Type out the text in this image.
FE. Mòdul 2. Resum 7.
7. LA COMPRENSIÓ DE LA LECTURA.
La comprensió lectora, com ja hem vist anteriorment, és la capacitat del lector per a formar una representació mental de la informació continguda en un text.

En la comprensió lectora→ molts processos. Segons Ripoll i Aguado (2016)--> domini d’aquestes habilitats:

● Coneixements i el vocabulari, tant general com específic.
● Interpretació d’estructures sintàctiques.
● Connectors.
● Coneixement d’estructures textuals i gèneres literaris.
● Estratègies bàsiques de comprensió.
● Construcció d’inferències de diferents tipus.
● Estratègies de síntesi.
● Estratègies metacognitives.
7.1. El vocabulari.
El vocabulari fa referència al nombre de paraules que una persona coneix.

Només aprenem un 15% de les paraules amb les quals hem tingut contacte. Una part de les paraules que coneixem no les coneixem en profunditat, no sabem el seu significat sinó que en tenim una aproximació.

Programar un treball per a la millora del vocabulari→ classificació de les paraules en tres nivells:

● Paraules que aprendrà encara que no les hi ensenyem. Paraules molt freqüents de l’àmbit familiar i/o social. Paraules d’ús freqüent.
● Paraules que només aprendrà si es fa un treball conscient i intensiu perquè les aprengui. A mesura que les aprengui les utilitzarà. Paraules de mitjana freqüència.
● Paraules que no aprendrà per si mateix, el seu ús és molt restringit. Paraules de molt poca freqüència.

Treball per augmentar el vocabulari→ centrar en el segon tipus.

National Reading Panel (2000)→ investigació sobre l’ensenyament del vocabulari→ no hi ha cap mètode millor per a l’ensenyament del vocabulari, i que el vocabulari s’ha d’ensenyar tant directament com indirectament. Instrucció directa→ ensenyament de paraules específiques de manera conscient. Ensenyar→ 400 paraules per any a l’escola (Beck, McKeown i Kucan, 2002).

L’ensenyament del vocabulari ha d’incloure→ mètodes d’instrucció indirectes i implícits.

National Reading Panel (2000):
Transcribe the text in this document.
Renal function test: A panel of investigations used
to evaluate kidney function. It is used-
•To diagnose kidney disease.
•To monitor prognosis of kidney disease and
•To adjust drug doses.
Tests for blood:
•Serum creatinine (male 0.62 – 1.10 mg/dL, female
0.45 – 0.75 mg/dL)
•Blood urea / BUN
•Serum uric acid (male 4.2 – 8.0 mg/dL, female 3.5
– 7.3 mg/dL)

───

**Prompt:**
Copy out the whole listing exactly.

**The result:**
Type out the text in this image.
FE. Mòdul 2. Resum 7.
7. LA COMPRENSIÓ DE LA LECTURA.
La comprensió lectora, com ja hem vist anteriorment, és la capacitat del lector per a formar una representació mental de la informació continguda en un text.

En la comprensió lectora→ molts processos. Segons Ripoll i Aguado (2016)--> domini d’aquestes habilitats:

● Coneixements i el vocabulari, tant general com específic.
● Interpretació d’estructures sintàctiques.
● Connectors.
● Coneixement d’estructures textuals i gèneres literaris.
● Estratègies bàsiques de comprensió.
● Construcció d’inferències de diferents tipus.
● Estratègies de síntesi.
● Estratègies metacognitives.
7.1. El vocabulari.
El vocabulari fa referència al nombre de paraules que una persona coneix.

Només aprenem un 15% de les paraules amb les quals hem tingut contacte. Una part de les paraules que coneixem no les coneixem en profunditat, no sabem el seu significat sinó que en tenim una aproximació.

Programar un treball per a la millora del vocabulari→ classificació de les paraules en tres nivells:

● Paraules que aprendrà encara que no les hi ensenyem. Paraules molt freqüents de l’àmbit familiar i/o social. Paraules d’ús freqüent.
● Paraules que només aprendrà si es fa un treball conscient i intensiu perquè les aprengui. A mesura que les aprengui les utilitzarà. Paraules de mitjana freqüència.
● Paraules que no aprendrà per si mateix, el seu ús és molt restringit. Paraules de molt poca freqüència.

Treball per augmentar el vocabulari→ centrar en el segon tipus.

National Reading Panel (2000)→ investigació sobre l’ensenyament del vocabulari→ no hi ha cap mètode millor per a l’ensenyament del vocabulari, i que el vocabulari s’ha d’ensenyar tant directament com indirectament. Instrucció directa→ ensenyament de paraules específiques de manera conscient. Ensenyar→ 400 paraules per any a l’escola (Beck, McKeown i Kucan, 2002).

L’ensenyament del vocabulari ha d’incloure→ mètodes d’instrucció indirectes i implícits.

National Reading Panel (2000):
Transcribe the text in this document.
Renal function test: A panel of investigations used
to evaluate kidney function. It is used-
•To diagnose kidney disease.
•To monitor prognosis of kidney disease and
•To adjust drug doses.
Tests for blood:
•Serum creatinine (male 0.62 – 1.10 mg/dL, female
0.45 – 0.75 mg/dL)
•Blood urea / BUN
•Serum uric acid (male 4.2 – 8.0 mg/dL, female 3.5
– 7.3 mg/dL)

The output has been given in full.